··· Excerpted data

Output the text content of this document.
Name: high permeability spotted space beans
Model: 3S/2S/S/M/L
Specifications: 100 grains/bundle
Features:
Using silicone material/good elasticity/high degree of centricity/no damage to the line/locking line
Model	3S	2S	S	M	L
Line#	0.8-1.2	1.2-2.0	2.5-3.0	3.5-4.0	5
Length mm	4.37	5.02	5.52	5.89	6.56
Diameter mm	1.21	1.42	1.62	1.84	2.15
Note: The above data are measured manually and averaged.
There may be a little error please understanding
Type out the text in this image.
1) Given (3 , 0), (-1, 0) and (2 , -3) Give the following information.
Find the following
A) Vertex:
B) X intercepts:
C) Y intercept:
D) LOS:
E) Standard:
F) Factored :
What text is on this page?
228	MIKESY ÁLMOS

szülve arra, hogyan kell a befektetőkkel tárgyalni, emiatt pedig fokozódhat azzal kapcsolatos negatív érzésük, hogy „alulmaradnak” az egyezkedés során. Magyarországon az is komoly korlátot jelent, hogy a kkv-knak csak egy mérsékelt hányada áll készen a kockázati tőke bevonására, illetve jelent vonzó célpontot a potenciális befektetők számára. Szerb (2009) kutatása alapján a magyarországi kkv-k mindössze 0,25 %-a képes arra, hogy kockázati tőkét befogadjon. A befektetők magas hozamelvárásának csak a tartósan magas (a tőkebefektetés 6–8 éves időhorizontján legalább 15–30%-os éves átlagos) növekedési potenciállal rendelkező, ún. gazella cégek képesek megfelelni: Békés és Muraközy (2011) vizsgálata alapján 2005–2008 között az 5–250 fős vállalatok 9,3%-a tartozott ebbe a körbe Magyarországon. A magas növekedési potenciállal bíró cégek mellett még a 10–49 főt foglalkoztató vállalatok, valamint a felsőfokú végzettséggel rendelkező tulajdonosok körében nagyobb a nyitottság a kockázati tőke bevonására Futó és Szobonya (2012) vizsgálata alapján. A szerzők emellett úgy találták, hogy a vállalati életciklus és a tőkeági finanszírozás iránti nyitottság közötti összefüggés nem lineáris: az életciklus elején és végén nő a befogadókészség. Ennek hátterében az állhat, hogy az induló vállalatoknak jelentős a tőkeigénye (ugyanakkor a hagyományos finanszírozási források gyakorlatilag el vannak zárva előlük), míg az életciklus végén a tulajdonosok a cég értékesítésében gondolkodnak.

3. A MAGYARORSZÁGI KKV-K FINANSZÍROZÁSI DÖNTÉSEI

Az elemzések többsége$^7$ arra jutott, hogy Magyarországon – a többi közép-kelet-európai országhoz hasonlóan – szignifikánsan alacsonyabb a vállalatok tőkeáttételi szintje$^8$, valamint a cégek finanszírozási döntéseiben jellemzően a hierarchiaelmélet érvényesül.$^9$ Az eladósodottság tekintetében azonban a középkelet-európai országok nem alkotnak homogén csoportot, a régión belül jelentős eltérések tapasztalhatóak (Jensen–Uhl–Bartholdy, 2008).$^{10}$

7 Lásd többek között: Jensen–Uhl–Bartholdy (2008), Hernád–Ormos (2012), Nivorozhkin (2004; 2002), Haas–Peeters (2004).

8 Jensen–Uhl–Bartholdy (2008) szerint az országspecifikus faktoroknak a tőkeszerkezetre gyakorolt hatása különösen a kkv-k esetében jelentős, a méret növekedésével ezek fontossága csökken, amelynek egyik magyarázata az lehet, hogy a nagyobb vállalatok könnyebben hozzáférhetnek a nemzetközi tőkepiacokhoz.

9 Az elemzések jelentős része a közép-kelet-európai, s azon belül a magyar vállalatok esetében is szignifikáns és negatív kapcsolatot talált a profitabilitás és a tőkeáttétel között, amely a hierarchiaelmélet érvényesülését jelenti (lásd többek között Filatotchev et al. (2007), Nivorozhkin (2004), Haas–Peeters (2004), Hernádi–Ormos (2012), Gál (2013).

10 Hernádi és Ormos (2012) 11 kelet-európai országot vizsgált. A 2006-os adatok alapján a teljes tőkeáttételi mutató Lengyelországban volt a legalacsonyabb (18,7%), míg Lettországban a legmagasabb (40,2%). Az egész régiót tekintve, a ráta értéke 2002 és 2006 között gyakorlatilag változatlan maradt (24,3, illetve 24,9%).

······

▶ [Objective]: Count every line in the entries above where the word "following" appears; respond with the number alone.

▶ [Solution for this exercise]: 2